## Source records:
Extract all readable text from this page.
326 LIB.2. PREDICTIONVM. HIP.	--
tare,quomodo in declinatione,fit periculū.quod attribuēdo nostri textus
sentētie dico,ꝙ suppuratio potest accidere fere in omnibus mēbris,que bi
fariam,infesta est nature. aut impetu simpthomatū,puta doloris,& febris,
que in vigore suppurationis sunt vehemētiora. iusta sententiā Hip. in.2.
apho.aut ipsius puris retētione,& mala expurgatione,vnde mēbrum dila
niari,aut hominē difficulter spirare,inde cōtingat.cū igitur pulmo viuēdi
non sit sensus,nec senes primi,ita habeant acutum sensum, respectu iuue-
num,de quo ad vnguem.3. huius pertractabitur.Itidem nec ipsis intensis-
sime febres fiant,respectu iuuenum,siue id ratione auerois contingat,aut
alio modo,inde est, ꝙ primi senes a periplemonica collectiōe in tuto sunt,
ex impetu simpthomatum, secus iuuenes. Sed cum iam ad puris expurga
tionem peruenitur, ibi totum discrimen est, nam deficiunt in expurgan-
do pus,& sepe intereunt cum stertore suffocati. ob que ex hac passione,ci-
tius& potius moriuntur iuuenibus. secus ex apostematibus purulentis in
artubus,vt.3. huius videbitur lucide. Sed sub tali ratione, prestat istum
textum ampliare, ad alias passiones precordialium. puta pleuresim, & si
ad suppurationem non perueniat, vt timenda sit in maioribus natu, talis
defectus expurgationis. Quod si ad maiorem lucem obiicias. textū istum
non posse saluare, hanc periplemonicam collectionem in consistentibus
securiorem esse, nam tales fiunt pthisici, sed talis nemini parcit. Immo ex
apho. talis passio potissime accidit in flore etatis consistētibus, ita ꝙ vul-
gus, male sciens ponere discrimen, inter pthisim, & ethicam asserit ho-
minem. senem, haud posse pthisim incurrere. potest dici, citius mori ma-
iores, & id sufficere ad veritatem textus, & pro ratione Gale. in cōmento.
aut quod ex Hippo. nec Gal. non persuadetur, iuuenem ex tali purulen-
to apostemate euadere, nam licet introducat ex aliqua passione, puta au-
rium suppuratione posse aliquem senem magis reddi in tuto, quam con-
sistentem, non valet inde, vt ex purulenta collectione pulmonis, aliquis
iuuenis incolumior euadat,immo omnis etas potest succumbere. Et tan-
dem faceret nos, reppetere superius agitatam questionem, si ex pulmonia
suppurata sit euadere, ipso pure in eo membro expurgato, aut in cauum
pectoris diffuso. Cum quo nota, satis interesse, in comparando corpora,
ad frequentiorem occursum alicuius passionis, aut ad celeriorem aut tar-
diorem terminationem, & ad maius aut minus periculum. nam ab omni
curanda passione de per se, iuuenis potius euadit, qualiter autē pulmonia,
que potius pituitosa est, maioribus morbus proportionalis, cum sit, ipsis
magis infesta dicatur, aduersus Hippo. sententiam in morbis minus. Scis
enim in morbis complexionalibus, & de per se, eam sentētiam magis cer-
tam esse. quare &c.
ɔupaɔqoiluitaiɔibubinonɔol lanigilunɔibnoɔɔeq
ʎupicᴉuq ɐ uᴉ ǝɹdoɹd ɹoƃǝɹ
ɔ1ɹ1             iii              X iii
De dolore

---

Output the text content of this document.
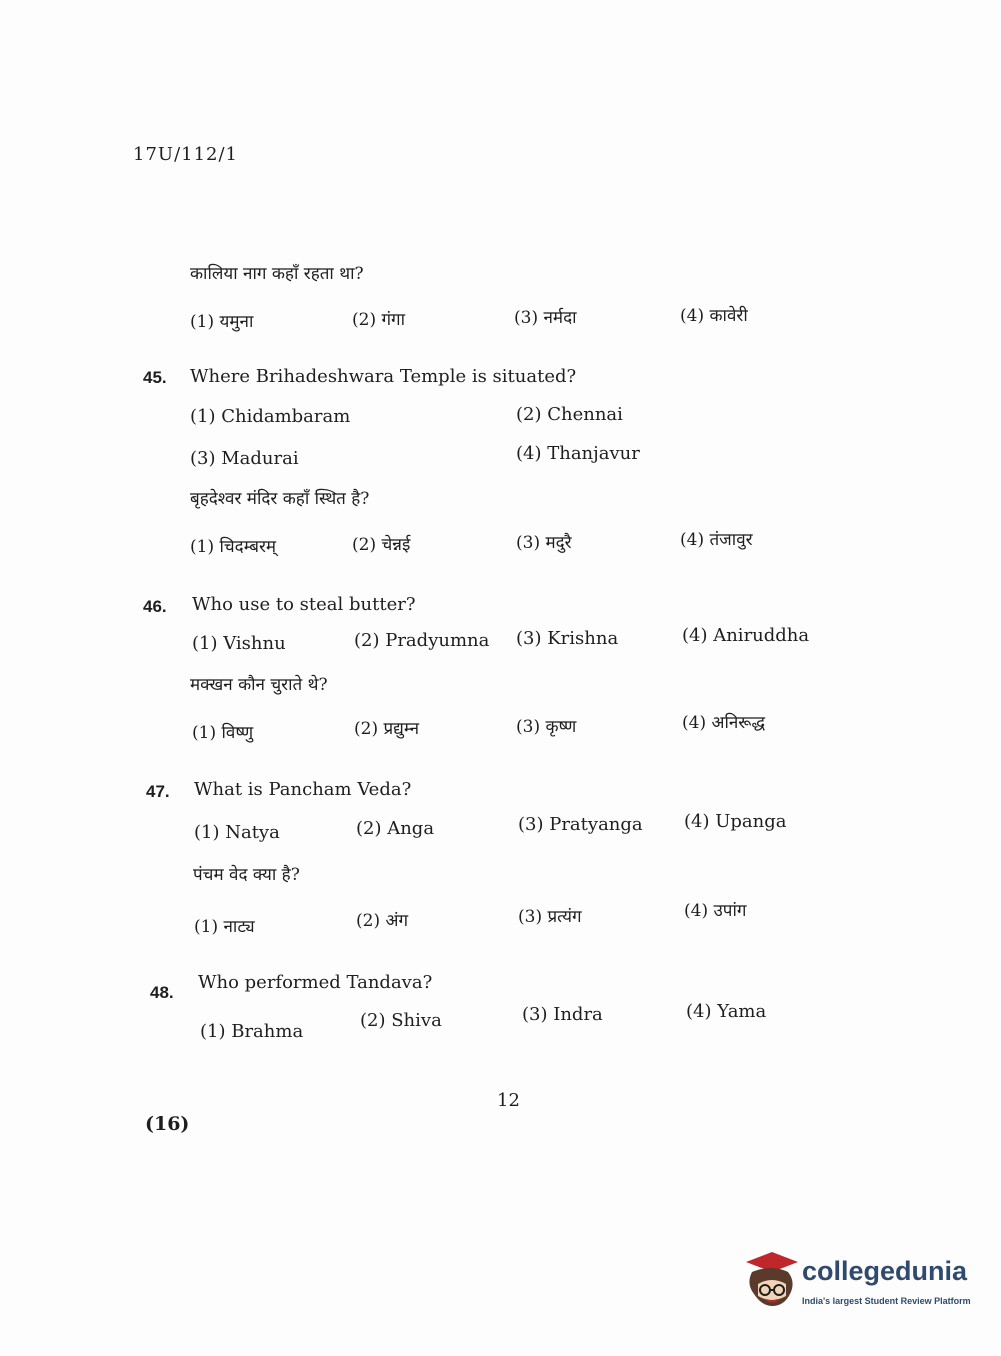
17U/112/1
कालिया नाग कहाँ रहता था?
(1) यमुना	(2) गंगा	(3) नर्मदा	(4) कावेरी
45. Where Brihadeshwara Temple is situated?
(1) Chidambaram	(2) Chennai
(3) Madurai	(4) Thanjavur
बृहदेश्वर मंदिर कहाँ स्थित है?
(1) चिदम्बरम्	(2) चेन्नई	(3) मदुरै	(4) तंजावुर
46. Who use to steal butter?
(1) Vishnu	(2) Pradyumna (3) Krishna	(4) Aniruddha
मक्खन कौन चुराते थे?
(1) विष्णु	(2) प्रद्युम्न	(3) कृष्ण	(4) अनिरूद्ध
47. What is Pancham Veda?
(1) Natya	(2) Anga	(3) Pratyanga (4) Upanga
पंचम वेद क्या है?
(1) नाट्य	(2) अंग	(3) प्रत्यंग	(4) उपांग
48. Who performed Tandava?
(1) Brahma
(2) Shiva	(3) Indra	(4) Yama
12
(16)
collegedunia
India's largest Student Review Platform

--

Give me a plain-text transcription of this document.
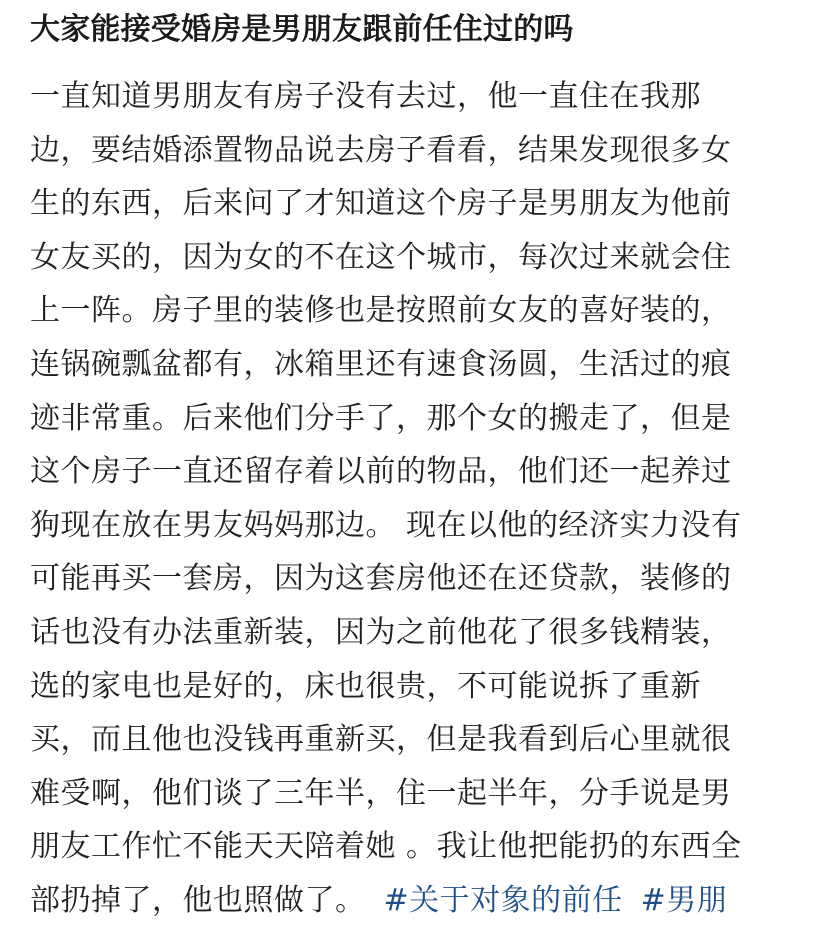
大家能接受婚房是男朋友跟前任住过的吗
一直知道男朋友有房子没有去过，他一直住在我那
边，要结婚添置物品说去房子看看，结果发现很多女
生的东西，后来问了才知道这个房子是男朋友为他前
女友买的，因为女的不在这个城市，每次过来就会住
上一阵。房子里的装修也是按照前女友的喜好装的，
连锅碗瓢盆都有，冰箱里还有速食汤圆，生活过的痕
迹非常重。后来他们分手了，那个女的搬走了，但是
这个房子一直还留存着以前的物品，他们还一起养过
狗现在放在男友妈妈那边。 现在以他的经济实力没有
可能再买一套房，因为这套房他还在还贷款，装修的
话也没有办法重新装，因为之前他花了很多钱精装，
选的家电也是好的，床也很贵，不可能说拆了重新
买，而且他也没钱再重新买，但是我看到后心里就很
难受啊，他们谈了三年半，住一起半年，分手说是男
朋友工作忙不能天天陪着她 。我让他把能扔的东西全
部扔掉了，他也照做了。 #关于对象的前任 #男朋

## Task statement:
Which lines hold the word "inde"? Return all of them from the records above.

## Task output:
niari,aut hominē difficulter spirare,inde cōtingat.cū igitur pulmo viuēdi
alio modo,inde est, ꝙ primi senes a periplemonica collectiōe in tuto sunt,
sistentem, non valet inde, vt ex purulenta collectione pulmonis, aliquis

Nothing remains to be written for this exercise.